> _Problem statement_: Starting at the line that contains "OCR this image.", retype each line to the end of the listing below. Include both ends, but not the pictures.

> _Data provided_:
====

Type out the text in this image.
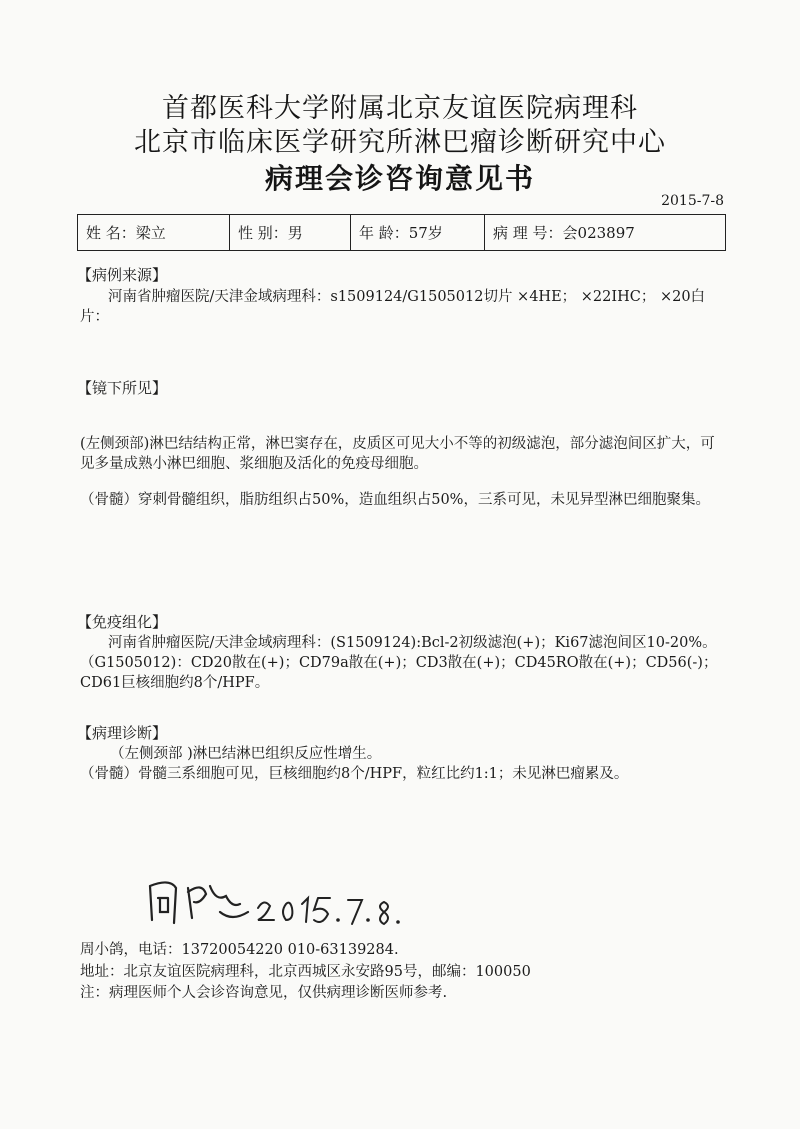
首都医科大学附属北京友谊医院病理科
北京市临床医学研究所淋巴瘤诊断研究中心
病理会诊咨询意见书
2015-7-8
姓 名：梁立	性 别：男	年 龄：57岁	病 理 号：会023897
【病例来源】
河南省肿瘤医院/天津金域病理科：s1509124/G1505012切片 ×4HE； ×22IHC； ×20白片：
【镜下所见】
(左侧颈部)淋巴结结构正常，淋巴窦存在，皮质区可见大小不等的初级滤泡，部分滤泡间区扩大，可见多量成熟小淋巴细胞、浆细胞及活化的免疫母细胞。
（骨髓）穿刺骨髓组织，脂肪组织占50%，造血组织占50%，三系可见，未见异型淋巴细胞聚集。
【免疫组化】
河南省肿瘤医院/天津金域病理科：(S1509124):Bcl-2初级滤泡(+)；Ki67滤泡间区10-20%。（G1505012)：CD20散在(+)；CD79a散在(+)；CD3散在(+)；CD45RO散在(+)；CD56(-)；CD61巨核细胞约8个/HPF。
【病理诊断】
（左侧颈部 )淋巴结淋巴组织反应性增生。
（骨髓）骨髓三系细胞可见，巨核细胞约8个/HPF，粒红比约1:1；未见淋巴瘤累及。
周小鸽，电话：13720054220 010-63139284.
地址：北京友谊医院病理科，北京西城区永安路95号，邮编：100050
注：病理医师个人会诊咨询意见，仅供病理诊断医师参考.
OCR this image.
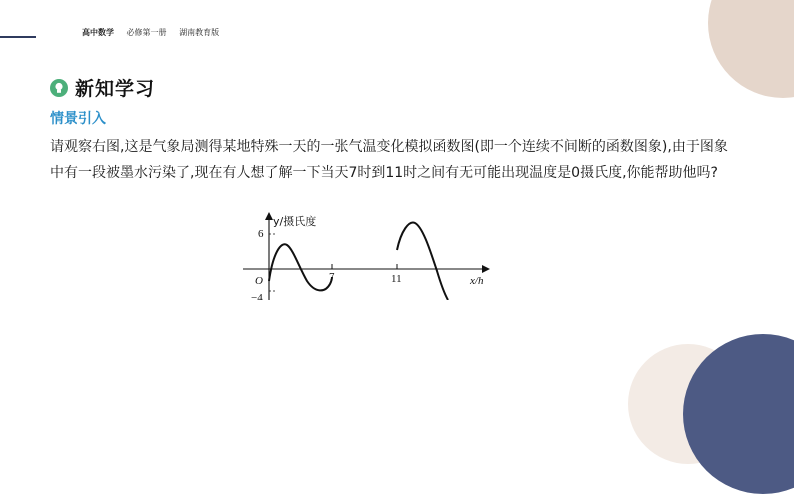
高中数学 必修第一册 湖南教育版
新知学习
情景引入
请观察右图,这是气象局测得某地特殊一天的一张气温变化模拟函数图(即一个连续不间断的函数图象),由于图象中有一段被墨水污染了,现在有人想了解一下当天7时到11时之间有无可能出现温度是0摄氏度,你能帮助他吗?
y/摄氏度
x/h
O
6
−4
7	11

====

> _Finished exercise_:
OCR this image.
高中数学 必修第一册 湖南教育版
新知学习
情景引入
请观察右图,这是气象局测得某地特殊一天的一张气温变化模拟函数图(即一个连续不间断的函数图象),由于图象中有一段被墨水污染了,现在有人想了解一下当天7时到11时之间有无可能出现温度是0摄氏度,你能帮助他吗?
y/摄氏度
x/h
O
6
−4
7	11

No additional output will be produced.